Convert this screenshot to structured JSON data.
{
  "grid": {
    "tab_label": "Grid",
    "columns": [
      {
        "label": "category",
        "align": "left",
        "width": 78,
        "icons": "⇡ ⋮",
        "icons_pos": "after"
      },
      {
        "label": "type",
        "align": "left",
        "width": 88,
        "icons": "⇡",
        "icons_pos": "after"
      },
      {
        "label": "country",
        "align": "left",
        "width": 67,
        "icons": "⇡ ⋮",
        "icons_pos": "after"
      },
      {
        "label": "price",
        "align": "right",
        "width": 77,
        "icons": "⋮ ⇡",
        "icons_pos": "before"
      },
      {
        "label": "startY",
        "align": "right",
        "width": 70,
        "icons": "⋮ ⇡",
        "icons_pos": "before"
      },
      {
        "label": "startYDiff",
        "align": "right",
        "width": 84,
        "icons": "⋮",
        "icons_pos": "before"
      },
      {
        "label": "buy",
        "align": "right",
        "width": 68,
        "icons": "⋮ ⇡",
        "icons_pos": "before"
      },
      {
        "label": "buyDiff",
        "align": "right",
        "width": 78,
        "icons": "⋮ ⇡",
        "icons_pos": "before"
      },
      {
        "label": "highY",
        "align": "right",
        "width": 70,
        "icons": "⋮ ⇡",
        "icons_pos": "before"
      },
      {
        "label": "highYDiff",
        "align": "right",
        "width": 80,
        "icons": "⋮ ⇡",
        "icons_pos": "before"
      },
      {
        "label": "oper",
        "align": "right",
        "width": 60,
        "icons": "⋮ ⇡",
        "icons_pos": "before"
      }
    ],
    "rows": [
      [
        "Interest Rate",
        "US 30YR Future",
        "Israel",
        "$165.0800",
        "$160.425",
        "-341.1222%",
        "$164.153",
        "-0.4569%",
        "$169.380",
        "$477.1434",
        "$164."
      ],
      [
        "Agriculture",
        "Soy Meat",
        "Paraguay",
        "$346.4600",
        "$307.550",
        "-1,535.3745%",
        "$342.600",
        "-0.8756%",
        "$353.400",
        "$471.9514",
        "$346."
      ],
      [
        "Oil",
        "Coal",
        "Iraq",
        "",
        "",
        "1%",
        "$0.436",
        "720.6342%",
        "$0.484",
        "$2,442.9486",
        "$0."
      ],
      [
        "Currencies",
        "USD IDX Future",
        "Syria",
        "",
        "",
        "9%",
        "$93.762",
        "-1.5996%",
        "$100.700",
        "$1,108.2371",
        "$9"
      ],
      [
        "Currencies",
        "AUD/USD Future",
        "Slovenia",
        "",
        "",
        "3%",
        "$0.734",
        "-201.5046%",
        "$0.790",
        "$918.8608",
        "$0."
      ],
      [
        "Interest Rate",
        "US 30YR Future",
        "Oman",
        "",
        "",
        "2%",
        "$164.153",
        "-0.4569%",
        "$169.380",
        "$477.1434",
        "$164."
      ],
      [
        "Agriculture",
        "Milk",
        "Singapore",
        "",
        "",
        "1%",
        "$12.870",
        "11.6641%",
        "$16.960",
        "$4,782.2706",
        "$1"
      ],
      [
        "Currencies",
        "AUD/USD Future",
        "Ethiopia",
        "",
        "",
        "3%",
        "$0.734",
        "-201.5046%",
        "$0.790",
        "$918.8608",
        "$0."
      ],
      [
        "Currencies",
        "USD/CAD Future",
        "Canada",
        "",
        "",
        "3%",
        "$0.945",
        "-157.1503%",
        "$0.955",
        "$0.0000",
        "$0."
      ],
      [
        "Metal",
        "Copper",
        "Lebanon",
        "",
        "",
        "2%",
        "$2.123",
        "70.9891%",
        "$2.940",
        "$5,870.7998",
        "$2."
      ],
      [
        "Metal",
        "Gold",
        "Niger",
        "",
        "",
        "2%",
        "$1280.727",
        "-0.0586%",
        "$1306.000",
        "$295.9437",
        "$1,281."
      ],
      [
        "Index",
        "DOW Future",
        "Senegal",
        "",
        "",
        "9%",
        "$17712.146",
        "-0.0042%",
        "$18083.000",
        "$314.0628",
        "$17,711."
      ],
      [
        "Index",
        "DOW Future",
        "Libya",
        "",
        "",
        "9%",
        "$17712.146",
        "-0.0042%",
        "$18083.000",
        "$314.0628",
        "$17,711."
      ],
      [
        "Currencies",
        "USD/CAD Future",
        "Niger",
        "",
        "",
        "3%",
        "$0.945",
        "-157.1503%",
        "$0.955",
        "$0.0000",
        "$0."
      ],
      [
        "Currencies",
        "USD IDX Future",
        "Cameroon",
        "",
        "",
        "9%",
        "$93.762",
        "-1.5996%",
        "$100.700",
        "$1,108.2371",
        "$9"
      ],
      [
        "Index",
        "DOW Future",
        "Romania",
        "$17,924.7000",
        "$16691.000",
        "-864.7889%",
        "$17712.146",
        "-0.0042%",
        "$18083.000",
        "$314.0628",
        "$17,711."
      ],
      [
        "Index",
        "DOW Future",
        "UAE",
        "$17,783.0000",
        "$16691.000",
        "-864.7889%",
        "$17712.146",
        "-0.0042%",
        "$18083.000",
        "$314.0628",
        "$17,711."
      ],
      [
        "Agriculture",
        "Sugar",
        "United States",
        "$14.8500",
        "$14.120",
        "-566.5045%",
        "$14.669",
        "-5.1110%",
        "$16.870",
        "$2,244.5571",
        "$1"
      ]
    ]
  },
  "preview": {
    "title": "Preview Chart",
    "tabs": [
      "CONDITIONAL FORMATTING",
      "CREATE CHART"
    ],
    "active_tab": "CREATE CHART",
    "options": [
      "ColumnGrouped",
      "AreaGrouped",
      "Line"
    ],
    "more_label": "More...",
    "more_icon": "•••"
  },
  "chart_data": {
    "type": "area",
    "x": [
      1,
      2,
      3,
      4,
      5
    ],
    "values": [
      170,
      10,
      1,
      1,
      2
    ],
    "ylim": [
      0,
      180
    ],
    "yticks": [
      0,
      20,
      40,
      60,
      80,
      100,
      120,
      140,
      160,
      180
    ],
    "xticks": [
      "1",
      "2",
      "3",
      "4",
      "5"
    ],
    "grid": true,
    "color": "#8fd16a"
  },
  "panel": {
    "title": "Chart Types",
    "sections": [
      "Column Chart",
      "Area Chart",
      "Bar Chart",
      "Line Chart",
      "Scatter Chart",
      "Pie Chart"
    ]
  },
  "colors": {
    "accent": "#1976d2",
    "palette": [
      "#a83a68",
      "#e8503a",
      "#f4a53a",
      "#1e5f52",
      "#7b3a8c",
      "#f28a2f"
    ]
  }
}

+ + + + + + +

**The request:**
Copy out all of the records shown above exactly.

**Written reply:**
Convert this screenshot to structured JSON data.
{
  "grid": {
    "tab_label": "Grid",
    "columns": [
      {
        "label": "category",
        "align": "left",
        "width": 78,
        "icons": "⇡ ⋮",
        "icons_pos": "after"
      },
      {
        "label": "type",
        "align": "left",
        "width": 88,
        "icons": "⇡",
        "icons_pos": "after"
      },
      {
        "label": "country",
        "align": "left",
        "width": 67,
        "icons": "⇡ ⋮",
        "icons_pos": "after"
      },
      {
        "label": "price",
        "align": "right",
        "width": 77,
        "icons": "⋮ ⇡",
        "icons_pos": "before"
      },
      {
        "label": "startY",
        "align": "right",
        "width": 70,
        "icons": "⋮ ⇡",
        "icons_pos": "before"
      },
      {
        "label": "startYDiff",
        "align": "right",
        "width": 84,
        "icons": "⋮",
        "icons_pos": "before"
      },
      {
        "label": "buy",
        "align": "right",
        "width": 68,
        "icons": "⋮ ⇡",
        "icons_pos": "before"
      },
      {
        "label": "buyDiff",
        "align": "right",
        "width": 78,
        "icons": "⋮ ⇡",
        "icons_pos": "before"
      },
      {
        "label": "highY",
        "align": "right",
        "width": 70,
        "icons": "⋮ ⇡",
        "icons_pos": "before"
      },
      {
        "label": "highYDiff",
        "align": "right",
        "width": 80,
        "icons": "⋮ ⇡",
        "icons_pos": "before"
      },
      {
        "label": "oper",
        "align": "right",
        "width": 60,
        "icons": "⋮ ⇡",
        "icons_pos": "before"
      }
    ],
    "rows": [
      [
        "Interest Rate",
        "US 30YR Future",
        "Israel",
        "$165.0800",
        "$160.425",
        "-341.1222%",
        "$164.153",
        "-0.4569%",
        "$169.380",
        "$477.1434",
        "$164."
      ],
      [
        "Agriculture",
        "Soy Meat",
        "Paraguay",
        "$346.4600",
        "$307.550",
        "-1,535.3745%",
        "$342.600",
        "-0.8756%",
        "$353.400",
        "$471.9514",
        "$346."
      ],
      [
        "Oil",
        "Coal",
        "Iraq",
        "",
        "",
        "1%",
        "$0.436",
        "720.6342%",
        "$0.484",
        "$2,442.9486",
        "$0."
      ],
      [
        "Currencies",
        "USD IDX Future",
        "Syria",
        "",
        "",
        "9%",
        "$93.762",
        "-1.5996%",
        "$100.700",
        "$1,108.2371",
        "$9"
      ],
      [
        "Currencies",
        "AUD/USD Future",
        "Slovenia",
        "",
        "",
        "3%",
        "$0.734",
        "-201.5046%",
        "$0.790",
        "$918.8608",
        "$0."
      ],
      [
        "Interest Rate",
        "US 30YR Future",
        "Oman",
        "",
        "",
        "2%",
        "$164.153",
        "-0.4569%",
        "$169.380",
        "$477.1434",
        "$164."
      ],
      [
        "Agriculture",
        "Milk",
        "Singapore",
        "",
        "",
        "1%",
        "$12.870",
        "11.6641%",
        "$16.960",
        "$4,782.2706",
        "$1"
      ],
      [
        "Currencies",
        "AUD/USD Future",
        "Ethiopia",
        "",
        "",
        "3%",
        "$0.734",
        "-201.5046%",
        "$0.790",
        "$918.8608",
        "$0."
      ],
      [
        "Currencies",
        "USD/CAD Future",
        "Canada",
        "",
        "",
        "3%",
        "$0.945",
        "-157.1503%",
        "$0.955",
        "$0.0000",
        "$0."
      ],
      [
        "Metal",
        "Copper",
        "Lebanon",
        "",
        "",
        "2%",
        "$2.123",
        "70.9891%",
        "$2.940",
        "$5,870.7998",
        "$2."
      ],
      [
        "Metal",
        "Gold",
        "Niger",
        "",
        "",
        "2%",
        "$1280.727",
        "-0.0586%",
        "$1306.000",
        "$295.9437",
        "$1,281."
      ],
      [
        "Index",
        "DOW Future",
        "Senegal",
        "",
        "",
        "9%",
        "$17712.146",
        "-0.0042%",
        "$18083.000",
        "$314.0628",
        "$17,711."
      ],
      [
        "Index",
        "DOW Future",
        "Libya",
        "",
        "",
        "9%",
        "$17712.146",
        "-0.0042%",
        "$18083.000",
        "$314.0628",
        "$17,711."
      ],
      [
        "Currencies",
        "USD/CAD Future",
        "Niger",
        "",
        "",
        "3%",
        "$0.945",
        "-157.1503%",
        "$0.955",
        "$0.0000",
        "$0."
      ],
      [
        "Currencies",
        "USD IDX Future",
        "Cameroon",
        "",
        "",
        "9%",
        "$93.762",
        "-1.5996%",
        "$100.700",
        "$1,108.2371",
        "$9"
      ],
      [
        "Index",
        "DOW Future",
        "Romania",
        "$17,924.7000",
        "$16691.000",
        "-864.7889%",
        "$17712.146",
        "-0.0042%",
        "$18083.000",
        "$314.0628",
        "$17,711."
      ],
      [
        "Index",
        "DOW Future",
        "UAE",
        "$17,783.0000",
        "$16691.000",
        "-864.7889%",
        "$17712.146",
        "-0.0042%",
        "$18083.000",
        "$314.0628",
        "$17,711."
      ],
      [
        "Agriculture",
        "Sugar",
        "United States",
        "$14.8500",
        "$14.120",
        "-566.5045%",
        "$14.669",
        "-5.1110%",
        "$16.870",
        "$2,244.5571",
        "$1"
      ]
    ]
  },
  "preview": {
    "title": "Preview Chart",
    "tabs": [
      "CONDITIONAL FORMATTING",
      "CREATE CHART"
    ],
    "active_tab": "CREATE CHART",
    "options": [
      "ColumnGrouped",
      "AreaGrouped",
      "Line"
    ],
    "more_label": "More...",
    "more_icon": "•••"
  },
  "chart_data": {
    "type": "area",
    "x": [
      1,
      2,
      3,
      4,
      5
    ],
    "values": [
      170,
      10,
      1,
      1,
      2
    ],
    "ylim": [
      0,
      180
    ],
    "yticks": [
      0,
      20,
      40,
      60,
      80,
      100,
      120,
      140,
      160,
      180
    ],
    "xticks": [
      "1",
      "2",
      "3",
      "4",
      "5"
    ],
    "grid": true,
    "color": "#8fd16a"
  },
  "panel": {
    "title": "Chart Types",
    "sections": [
      "Column Chart",
      "Area Chart",
      "Bar Chart",
      "Line Chart",
      "Scatter Chart",
      "Pie Chart"
    ]
  },
  "colors": {
    "accent": "#1976d2",
    "palette": [
      "#a83a68",
      "#e8503a",
      "#f4a53a",
      "#1e5f52",
      "#7b3a8c",
      "#f28a2f"
    ]
  }
}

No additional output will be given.